Sort through the entries below and pull out lines containing the word "Short".

#### SUPPLIED MATERIAL

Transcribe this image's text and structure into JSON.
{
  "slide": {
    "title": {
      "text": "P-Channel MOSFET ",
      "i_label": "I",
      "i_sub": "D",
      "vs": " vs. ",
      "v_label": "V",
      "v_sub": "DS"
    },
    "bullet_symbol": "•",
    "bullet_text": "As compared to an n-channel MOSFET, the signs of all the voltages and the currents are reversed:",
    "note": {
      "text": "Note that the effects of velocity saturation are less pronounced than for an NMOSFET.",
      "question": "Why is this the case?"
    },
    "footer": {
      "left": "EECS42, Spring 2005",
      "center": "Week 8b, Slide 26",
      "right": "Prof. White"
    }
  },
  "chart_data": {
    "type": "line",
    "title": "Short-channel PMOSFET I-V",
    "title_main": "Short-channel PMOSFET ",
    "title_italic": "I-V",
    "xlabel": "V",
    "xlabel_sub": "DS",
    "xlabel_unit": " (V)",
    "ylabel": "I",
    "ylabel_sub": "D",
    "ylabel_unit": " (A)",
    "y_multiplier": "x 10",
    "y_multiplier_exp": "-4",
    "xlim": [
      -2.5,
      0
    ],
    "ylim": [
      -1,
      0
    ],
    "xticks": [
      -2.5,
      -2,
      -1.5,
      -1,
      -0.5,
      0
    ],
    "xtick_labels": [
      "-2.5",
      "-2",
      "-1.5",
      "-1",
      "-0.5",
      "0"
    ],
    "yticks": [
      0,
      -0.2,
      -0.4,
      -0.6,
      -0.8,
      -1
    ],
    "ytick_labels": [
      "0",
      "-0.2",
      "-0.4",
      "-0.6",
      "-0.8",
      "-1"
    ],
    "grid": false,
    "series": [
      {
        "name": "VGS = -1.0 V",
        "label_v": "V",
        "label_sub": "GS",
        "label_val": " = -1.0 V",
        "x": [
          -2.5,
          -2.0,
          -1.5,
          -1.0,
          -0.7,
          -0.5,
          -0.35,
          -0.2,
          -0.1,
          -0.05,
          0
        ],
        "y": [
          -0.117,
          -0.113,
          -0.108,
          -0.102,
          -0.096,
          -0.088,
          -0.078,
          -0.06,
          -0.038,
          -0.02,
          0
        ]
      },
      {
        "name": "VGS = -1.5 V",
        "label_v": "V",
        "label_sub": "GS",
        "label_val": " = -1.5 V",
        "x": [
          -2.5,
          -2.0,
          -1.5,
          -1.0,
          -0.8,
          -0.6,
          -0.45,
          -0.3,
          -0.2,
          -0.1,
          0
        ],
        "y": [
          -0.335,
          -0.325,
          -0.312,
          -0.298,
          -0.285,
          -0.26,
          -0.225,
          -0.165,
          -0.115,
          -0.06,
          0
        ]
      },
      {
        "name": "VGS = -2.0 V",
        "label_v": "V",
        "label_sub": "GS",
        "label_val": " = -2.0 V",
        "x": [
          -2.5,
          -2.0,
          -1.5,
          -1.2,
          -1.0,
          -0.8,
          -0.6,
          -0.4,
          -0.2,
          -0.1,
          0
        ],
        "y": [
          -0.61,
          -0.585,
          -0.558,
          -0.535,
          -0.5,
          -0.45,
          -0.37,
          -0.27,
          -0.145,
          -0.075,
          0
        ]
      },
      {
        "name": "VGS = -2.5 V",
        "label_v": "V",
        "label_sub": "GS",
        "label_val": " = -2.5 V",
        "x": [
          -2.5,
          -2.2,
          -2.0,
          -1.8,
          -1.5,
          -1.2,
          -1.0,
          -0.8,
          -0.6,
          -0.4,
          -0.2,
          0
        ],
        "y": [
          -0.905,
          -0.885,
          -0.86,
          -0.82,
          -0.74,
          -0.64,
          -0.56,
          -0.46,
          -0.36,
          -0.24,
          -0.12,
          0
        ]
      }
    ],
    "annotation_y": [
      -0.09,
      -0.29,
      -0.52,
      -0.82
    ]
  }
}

########

#### [TASK RESPONSE]
    "title": "Short-channel PMOSFET I-V",
    "title_main": "Short-channel PMOSFET ",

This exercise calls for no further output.